***** STORED DATA

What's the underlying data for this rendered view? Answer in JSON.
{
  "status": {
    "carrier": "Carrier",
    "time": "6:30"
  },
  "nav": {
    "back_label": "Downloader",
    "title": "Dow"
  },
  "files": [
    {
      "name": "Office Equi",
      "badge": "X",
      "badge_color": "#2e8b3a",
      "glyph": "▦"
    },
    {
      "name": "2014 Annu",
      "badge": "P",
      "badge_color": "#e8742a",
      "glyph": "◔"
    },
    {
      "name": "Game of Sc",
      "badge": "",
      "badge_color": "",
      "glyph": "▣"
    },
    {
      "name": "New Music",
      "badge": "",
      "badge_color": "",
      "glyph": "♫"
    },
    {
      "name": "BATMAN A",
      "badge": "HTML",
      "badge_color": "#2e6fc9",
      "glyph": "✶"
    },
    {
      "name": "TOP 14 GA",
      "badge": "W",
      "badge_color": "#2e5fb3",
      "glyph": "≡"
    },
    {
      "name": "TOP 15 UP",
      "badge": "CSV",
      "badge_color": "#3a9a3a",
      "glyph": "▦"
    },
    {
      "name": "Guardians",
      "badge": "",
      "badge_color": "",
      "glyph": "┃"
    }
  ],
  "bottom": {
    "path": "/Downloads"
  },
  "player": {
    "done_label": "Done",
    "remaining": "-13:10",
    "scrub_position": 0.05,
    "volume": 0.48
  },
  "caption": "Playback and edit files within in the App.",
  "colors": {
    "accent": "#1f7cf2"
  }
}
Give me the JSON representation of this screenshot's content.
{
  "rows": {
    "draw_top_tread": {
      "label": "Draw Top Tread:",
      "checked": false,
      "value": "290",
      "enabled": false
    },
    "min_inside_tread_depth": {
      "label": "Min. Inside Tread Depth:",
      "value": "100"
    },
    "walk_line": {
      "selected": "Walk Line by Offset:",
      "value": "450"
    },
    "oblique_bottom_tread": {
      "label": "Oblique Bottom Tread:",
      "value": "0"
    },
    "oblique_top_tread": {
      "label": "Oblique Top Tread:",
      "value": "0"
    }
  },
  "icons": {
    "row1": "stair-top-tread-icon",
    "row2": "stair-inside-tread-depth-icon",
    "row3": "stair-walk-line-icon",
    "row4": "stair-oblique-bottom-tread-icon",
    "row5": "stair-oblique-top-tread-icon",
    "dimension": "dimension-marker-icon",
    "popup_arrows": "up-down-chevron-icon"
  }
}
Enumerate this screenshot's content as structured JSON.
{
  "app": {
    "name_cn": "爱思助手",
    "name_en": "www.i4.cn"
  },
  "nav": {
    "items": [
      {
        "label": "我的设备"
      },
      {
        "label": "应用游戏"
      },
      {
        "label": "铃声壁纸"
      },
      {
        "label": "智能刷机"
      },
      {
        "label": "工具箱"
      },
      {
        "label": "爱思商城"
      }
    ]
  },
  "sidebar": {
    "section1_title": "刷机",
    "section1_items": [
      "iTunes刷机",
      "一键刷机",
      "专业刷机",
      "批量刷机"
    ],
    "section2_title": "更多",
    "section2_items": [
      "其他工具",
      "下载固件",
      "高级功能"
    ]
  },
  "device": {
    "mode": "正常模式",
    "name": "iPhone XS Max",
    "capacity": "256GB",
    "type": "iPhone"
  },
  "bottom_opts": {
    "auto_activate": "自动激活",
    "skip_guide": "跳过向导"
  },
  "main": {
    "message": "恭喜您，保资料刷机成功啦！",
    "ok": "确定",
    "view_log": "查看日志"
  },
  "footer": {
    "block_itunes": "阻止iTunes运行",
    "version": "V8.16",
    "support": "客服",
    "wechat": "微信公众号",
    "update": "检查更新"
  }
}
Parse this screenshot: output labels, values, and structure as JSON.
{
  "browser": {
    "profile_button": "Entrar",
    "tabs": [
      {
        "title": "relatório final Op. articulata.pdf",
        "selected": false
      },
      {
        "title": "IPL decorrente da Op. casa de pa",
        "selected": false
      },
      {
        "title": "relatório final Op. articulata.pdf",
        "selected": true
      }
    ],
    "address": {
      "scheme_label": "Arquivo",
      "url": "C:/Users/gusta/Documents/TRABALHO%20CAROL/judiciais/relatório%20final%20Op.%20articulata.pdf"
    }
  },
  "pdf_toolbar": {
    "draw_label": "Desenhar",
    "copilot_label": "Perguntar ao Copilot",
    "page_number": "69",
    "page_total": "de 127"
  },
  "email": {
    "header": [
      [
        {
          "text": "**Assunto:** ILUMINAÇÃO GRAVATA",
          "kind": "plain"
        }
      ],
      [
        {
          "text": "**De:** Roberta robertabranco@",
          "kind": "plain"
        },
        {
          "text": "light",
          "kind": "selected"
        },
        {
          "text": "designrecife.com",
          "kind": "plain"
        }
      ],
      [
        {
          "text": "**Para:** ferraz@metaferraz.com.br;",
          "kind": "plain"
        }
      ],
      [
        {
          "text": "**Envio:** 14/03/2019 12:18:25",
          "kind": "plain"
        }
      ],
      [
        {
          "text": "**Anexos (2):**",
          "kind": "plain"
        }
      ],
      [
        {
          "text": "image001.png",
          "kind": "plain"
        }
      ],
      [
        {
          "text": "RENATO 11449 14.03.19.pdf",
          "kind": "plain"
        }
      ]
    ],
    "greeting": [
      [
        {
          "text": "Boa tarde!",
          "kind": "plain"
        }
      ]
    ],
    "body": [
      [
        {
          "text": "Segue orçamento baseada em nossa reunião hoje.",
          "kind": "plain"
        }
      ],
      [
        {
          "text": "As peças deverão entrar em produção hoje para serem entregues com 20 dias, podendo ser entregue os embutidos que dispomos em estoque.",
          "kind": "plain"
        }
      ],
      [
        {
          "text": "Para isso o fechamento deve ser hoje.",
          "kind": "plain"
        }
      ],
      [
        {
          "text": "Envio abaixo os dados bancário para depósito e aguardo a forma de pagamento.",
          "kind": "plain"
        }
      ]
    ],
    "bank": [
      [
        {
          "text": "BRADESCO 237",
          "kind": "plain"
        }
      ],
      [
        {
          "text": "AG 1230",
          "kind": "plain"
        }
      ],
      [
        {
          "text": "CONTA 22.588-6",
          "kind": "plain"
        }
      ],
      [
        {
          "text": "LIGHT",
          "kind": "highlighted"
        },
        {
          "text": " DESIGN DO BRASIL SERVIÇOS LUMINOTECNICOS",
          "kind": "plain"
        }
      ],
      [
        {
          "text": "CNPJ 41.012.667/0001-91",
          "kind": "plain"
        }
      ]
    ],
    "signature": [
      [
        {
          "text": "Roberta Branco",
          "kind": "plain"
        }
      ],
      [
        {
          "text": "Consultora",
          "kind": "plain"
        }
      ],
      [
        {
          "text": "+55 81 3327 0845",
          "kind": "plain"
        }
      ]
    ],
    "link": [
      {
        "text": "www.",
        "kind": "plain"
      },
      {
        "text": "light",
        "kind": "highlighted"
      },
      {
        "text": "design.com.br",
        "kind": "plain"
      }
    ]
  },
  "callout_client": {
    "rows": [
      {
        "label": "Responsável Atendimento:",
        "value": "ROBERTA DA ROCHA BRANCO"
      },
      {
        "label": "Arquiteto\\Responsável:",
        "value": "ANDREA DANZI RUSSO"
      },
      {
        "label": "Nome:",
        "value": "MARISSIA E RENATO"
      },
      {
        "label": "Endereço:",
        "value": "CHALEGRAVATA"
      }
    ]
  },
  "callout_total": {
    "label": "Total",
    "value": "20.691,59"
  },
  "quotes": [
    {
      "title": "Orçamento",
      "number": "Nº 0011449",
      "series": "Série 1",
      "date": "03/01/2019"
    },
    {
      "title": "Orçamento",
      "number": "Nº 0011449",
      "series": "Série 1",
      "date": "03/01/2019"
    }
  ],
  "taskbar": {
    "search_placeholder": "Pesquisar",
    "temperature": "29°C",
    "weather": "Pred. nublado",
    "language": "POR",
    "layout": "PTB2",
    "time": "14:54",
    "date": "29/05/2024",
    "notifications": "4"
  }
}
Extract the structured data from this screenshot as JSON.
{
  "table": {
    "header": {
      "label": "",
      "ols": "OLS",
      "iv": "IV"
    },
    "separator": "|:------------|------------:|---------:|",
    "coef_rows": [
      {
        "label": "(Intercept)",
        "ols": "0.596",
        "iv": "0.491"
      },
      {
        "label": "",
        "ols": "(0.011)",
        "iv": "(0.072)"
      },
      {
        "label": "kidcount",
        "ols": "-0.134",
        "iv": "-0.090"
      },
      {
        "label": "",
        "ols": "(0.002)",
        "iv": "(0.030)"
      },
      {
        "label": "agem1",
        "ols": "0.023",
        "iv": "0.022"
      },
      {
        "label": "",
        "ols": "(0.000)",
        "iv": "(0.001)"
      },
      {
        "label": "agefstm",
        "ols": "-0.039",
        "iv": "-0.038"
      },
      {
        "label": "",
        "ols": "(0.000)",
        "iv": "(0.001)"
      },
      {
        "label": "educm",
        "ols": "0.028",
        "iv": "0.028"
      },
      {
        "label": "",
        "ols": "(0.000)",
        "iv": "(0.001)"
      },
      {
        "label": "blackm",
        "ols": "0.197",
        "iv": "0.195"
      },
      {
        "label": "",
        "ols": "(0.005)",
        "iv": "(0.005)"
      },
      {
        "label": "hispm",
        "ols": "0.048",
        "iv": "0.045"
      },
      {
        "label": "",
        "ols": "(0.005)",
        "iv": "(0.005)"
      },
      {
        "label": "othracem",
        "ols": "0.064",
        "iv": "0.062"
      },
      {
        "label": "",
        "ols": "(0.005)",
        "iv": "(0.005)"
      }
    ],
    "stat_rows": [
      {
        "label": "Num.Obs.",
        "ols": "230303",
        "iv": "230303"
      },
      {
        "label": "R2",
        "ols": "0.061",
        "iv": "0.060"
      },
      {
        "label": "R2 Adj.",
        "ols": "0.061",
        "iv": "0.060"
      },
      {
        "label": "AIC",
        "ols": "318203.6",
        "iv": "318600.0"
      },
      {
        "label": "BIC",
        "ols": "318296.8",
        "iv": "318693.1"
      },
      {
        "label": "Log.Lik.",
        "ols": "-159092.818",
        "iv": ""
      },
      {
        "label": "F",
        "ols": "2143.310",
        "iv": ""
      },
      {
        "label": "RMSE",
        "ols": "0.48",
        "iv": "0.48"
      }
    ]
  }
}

**********

### DIRECTIONS FOR THIS TASK
Show all lines in the entries above where the word "false" appears.

### FINAL RESULT
      "checked": false,
      "enabled": false
        "selected": false
        "selected": false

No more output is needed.